* EXERCISE DIRECTIONS
From the entries that follow, gather each line holding the word "false".

* DATA SUPPLIED
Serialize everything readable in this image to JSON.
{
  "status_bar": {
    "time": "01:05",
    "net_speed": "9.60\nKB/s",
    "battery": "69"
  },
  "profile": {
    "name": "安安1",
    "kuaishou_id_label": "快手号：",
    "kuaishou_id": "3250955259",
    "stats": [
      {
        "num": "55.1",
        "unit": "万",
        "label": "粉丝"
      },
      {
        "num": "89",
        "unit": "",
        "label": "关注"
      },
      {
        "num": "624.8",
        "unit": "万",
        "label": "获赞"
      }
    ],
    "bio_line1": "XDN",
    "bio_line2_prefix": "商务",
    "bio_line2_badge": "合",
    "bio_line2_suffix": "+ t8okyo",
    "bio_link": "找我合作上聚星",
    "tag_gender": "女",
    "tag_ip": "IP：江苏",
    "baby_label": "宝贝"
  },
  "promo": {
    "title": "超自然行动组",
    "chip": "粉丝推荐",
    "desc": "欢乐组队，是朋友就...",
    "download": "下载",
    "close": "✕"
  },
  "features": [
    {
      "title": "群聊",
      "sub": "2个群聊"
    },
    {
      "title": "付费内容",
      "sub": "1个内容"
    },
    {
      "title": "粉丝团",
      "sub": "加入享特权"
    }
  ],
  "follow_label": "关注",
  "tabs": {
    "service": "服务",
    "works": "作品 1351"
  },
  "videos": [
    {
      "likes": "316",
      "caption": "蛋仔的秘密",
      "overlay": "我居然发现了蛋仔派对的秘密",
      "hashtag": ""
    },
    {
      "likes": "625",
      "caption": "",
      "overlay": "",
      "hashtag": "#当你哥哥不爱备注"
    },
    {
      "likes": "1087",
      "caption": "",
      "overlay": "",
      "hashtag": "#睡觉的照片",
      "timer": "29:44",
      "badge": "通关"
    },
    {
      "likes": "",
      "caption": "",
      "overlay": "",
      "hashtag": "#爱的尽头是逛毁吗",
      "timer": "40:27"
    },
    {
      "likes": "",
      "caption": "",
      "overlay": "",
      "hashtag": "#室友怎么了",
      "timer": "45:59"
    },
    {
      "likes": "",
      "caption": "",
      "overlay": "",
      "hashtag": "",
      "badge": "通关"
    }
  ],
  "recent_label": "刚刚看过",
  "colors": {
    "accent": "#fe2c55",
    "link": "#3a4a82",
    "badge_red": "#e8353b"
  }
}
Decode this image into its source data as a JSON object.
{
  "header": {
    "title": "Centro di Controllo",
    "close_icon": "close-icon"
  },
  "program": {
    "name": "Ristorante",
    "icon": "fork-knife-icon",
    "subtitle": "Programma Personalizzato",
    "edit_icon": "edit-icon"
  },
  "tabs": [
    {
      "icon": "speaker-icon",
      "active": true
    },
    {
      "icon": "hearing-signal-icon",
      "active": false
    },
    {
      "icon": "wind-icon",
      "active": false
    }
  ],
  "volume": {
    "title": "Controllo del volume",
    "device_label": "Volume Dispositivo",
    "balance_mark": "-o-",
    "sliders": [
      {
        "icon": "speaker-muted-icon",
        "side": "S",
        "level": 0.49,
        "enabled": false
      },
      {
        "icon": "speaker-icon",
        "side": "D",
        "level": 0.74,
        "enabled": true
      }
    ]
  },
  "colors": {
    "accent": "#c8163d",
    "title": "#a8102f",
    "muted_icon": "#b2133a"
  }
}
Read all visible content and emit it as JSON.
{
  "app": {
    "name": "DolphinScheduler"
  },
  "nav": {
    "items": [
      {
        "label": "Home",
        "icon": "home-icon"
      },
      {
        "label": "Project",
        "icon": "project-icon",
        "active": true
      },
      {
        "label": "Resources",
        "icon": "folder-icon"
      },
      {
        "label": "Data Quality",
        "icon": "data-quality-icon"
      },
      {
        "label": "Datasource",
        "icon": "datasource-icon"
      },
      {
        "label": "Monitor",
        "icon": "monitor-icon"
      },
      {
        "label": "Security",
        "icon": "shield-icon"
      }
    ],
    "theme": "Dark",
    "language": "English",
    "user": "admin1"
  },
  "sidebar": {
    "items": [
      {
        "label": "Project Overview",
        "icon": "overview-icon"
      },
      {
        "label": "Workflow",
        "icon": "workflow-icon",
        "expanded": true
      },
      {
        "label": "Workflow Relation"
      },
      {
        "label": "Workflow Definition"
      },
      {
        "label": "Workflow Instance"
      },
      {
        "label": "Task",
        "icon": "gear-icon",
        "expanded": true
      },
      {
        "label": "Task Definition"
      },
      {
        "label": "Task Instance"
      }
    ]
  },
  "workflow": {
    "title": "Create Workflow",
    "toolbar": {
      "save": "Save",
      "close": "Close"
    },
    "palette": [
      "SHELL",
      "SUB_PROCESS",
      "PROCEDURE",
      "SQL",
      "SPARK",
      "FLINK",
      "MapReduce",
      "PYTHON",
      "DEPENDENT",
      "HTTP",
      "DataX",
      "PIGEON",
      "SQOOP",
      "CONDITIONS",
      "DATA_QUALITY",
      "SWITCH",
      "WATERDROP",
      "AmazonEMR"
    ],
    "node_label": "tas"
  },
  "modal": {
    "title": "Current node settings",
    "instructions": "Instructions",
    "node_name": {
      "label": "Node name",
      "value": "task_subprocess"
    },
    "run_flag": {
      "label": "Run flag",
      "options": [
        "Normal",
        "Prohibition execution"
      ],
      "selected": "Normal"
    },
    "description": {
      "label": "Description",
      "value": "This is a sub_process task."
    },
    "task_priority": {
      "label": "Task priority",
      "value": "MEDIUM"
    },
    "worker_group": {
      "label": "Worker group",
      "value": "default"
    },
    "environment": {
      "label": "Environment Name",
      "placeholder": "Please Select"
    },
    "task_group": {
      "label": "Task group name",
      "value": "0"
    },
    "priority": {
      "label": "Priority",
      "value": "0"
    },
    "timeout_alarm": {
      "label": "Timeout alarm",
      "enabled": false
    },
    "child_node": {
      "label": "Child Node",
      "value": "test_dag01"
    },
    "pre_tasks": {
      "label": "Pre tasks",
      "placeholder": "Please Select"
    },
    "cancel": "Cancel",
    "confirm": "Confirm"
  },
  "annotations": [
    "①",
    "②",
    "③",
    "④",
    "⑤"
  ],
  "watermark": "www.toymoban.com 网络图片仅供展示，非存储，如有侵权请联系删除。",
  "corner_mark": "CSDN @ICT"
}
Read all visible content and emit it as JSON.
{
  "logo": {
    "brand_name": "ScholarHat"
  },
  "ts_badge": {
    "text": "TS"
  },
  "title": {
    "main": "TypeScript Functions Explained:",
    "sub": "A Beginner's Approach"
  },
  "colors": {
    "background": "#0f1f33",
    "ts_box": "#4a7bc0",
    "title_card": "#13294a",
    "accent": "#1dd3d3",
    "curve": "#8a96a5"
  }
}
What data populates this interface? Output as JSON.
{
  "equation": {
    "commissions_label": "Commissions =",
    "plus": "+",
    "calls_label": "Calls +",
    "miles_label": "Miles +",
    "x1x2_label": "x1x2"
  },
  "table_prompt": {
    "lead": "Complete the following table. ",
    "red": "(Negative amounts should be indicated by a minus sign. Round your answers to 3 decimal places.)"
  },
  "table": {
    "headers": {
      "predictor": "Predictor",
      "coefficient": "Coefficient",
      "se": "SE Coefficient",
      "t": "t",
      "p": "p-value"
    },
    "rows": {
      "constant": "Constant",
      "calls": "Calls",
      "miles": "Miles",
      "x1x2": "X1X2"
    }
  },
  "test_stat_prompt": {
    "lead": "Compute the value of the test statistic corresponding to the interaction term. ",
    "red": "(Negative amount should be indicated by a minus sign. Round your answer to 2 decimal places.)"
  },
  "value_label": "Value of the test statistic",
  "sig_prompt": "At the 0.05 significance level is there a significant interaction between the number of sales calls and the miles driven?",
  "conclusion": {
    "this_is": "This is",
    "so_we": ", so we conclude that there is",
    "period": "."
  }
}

* RESULT OF THIS EXERCISE
      "active": false
      "active": false
        "enabled": false
      "enabled": false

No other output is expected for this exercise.